* [EXERCISE DESCRIPTION]: Repeat each line exactly, leaving nothing out.

* [INPUT FOR THIS TASK]:
# # #

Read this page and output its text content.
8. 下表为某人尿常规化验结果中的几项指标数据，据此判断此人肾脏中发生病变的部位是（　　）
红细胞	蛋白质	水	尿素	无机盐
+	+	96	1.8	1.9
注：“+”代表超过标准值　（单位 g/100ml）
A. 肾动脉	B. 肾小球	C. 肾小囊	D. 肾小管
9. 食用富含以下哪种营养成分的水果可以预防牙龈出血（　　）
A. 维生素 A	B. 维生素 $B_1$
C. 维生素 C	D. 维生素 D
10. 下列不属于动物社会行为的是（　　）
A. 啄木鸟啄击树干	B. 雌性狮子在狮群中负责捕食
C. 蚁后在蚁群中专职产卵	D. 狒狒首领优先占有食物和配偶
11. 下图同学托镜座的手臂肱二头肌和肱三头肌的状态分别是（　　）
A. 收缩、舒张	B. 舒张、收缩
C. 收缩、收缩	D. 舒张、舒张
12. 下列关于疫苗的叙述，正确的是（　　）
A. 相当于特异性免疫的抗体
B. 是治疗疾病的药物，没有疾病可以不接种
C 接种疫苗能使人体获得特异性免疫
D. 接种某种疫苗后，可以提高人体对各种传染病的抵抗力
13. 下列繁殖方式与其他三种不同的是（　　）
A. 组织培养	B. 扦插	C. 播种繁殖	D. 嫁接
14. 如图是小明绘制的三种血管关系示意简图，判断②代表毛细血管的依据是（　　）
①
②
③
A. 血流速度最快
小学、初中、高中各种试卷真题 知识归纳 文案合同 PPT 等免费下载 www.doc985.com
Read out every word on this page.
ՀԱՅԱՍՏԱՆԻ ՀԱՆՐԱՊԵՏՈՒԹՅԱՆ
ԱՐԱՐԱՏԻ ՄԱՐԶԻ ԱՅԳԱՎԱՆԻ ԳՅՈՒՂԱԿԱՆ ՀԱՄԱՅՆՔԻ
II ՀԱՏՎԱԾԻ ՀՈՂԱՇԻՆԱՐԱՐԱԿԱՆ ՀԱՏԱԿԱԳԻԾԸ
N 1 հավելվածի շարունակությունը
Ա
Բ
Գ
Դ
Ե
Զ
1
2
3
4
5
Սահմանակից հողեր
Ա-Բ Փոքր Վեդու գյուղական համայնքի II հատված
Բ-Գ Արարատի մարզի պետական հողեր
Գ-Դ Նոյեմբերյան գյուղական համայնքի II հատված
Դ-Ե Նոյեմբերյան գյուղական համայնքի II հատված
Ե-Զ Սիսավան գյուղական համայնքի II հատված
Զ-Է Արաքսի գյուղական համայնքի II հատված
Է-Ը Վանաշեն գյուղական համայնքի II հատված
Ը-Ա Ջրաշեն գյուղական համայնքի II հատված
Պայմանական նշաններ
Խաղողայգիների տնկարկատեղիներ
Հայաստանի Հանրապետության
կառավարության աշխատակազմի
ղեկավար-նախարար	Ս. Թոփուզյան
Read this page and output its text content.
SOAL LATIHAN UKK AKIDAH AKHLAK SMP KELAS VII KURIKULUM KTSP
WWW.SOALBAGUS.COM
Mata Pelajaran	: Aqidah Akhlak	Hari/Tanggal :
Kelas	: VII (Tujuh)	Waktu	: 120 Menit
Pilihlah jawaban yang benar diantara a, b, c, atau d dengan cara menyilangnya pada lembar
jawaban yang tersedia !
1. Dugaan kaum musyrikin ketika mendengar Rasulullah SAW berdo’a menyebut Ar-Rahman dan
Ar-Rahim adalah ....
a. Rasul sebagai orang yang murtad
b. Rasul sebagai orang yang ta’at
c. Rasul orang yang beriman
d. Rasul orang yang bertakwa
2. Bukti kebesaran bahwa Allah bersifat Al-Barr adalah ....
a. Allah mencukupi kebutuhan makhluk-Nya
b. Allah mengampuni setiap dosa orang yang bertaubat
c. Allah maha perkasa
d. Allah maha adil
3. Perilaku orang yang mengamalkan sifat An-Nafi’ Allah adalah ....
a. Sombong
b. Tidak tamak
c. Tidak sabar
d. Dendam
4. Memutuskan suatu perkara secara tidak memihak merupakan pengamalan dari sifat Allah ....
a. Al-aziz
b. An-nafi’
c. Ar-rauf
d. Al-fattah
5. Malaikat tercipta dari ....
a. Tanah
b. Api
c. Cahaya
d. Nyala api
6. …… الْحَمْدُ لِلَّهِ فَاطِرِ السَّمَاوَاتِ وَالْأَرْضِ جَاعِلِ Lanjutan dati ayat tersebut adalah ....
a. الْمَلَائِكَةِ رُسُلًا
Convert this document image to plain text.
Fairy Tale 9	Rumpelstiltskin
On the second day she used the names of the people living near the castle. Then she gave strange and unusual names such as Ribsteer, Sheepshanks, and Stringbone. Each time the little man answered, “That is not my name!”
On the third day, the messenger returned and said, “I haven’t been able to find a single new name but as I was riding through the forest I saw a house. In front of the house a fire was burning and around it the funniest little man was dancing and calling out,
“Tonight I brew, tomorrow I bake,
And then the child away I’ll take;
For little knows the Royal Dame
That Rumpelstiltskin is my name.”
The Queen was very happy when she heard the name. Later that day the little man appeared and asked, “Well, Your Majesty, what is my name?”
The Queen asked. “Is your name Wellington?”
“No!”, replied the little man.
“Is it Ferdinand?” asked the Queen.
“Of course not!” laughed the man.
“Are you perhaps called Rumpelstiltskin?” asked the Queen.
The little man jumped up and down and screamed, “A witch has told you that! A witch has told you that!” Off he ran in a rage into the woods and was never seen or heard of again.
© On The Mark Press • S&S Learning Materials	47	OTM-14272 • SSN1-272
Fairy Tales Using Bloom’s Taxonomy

# # #

* [ANSWER FOR THIS EXERCISE]:
Read this page and output its text content.
8. 下表为某人尿常规化验结果中的几项指标数据，据此判断此人肾脏中发生病变的部位是（　　）
红细胞	蛋白质	水	尿素	无机盐
+	+	96	1.8	1.9
注：“+”代表超过标准值　（单位 g/100ml）
A. 肾动脉	B. 肾小球	C. 肾小囊	D. 肾小管
9. 食用富含以下哪种营养成分的水果可以预防牙龈出血（　　）
A. 维生素 A	B. 维生素 $B_1$
C. 维生素 C	D. 维生素 D
10. 下列不属于动物社会行为的是（　　）
A. 啄木鸟啄击树干	B. 雌性狮子在狮群中负责捕食
C. 蚁后在蚁群中专职产卵	D. 狒狒首领优先占有食物和配偶
11. 下图同学托镜座的手臂肱二头肌和肱三头肌的状态分别是（　　）
A. 收缩、舒张	B. 舒张、收缩
C. 收缩、收缩	D. 舒张、舒张
12. 下列关于疫苗的叙述，正确的是（　　）
A. 相当于特异性免疫的抗体
B. 是治疗疾病的药物，没有疾病可以不接种
C 接种疫苗能使人体获得特异性免疫
D. 接种某种疫苗后，可以提高人体对各种传染病的抵抗力
13. 下列繁殖方式与其他三种不同的是（　　）
A. 组织培养	B. 扦插	C. 播种繁殖	D. 嫁接
14. 如图是小明绘制的三种血管关系示意简图，判断②代表毛细血管的依据是（　　）
①
②
③
A. 血流速度最快
小学、初中、高中各种试卷真题 知识归纳 文案合同 PPT 等免费下载 www.doc985.com
Read out every word on this page.
ՀԱՅԱՍՏԱՆԻ ՀԱՆՐԱՊԵՏՈՒԹՅԱՆ
ԱՐԱՐԱՏԻ ՄԱՐԶԻ ԱՅԳԱՎԱՆԻ ԳՅՈՒՂԱԿԱՆ ՀԱՄԱՅՆՔԻ
II ՀԱՏՎԱԾԻ ՀՈՂԱՇԻՆԱՐԱՐԱԿԱՆ ՀԱՏԱԿԱԳԻԾԸ
N 1 հավելվածի շարունակությունը
Ա
Բ
Գ
Դ
Ե
Զ
1
2
3
4
5
Սահմանակից հողեր
Ա-Բ Փոքր Վեդու գյուղական համայնքի II հատված
Բ-Գ Արարատի մարզի պետական հողեր
Գ-Դ Նոյեմբերյան գյուղական համայնքի II հատված
Դ-Ե Նոյեմբերյան գյուղական համայնքի II հատված
Ե-Զ Սիսավան գյուղական համայնքի II հատված
Զ-Է Արաքսի գյուղական համայնքի II հատված
Է-Ը Վանաշեն գյուղական համայնքի II հատված
Ը-Ա Ջրաշեն գյուղական համայնքի II հատված
Պայմանական նշաններ
Խաղողայգիների տնկարկատեղիներ
Հայաստանի Հանրապետության
կառավարության աշխատակազմի
ղեկավար-նախարար	Ս. Թոփուզյան
Read this page and output its text content.
SOAL LATIHAN UKK AKIDAH AKHLAK SMP KELAS VII KURIKULUM KTSP
WWW.SOALBAGUS.COM
Mata Pelajaran	: Aqidah Akhlak	Hari/Tanggal :
Kelas	: VII (Tujuh)	Waktu	: 120 Menit
Pilihlah jawaban yang benar diantara a, b, c, atau d dengan cara menyilangnya pada lembar
jawaban yang tersedia !
1. Dugaan kaum musyrikin ketika mendengar Rasulullah SAW berdo’a menyebut Ar-Rahman dan
Ar-Rahim adalah ....
a. Rasul sebagai orang yang murtad
b. Rasul sebagai orang yang ta’at
c. Rasul orang yang beriman
d. Rasul orang yang bertakwa
2. Bukti kebesaran bahwa Allah bersifat Al-Barr adalah ....
a. Allah mencukupi kebutuhan makhluk-Nya
b. Allah mengampuni setiap dosa orang yang bertaubat
c. Allah maha perkasa
d. Allah maha adil
3. Perilaku orang yang mengamalkan sifat An-Nafi’ Allah adalah ....
a. Sombong
b. Tidak tamak
c. Tidak sabar
d. Dendam
4. Memutuskan suatu perkara secara tidak memihak merupakan pengamalan dari sifat Allah ....
a. Al-aziz
b. An-nafi’
c. Ar-rauf
d. Al-fattah
5. Malaikat tercipta dari ....
a. Tanah
b. Api
c. Cahaya
d. Nyala api
6. …… الْحَمْدُ لِلَّهِ فَاطِرِ السَّمَاوَاتِ وَالْأَرْضِ جَاعِلِ Lanjutan dati ayat tersebut adalah ....
a. الْمَلَائِكَةِ رُسُلًا
Convert this document image to plain text.
Fairy Tale 9	Rumpelstiltskin
On the second day she used the names of the people living near the castle. Then she gave strange and unusual names such as Ribsteer, Sheepshanks, and Stringbone. Each time the little man answered, “That is not my name!”
On the third day, the messenger returned and said, “I haven’t been able to find a single new name but as I was riding through the forest I saw a house. In front of the house a fire was burning and around it the funniest little man was dancing and calling out,
“Tonight I brew, tomorrow I bake,
And then the child away I’ll take;
For little knows the Royal Dame
That Rumpelstiltskin is my name.”
The Queen was very happy when she heard the name. Later that day the little man appeared and asked, “Well, Your Majesty, what is my name?”
The Queen asked. “Is your name Wellington?”
“No!”, replied the little man.
“Is it Ferdinand?” asked the Queen.
“Of course not!” laughed the man.
“Are you perhaps called Rumpelstiltskin?” asked the Queen.
The little man jumped up and down and screamed, “A witch has told you that! A witch has told you that!” Off he ran in a rage into the woods and was never seen or heard of again.
© On The Mark Press • S&S Learning Materials	47	OTM-14272 • SSN1-272
Fairy Tales Using Bloom’s Taxonomy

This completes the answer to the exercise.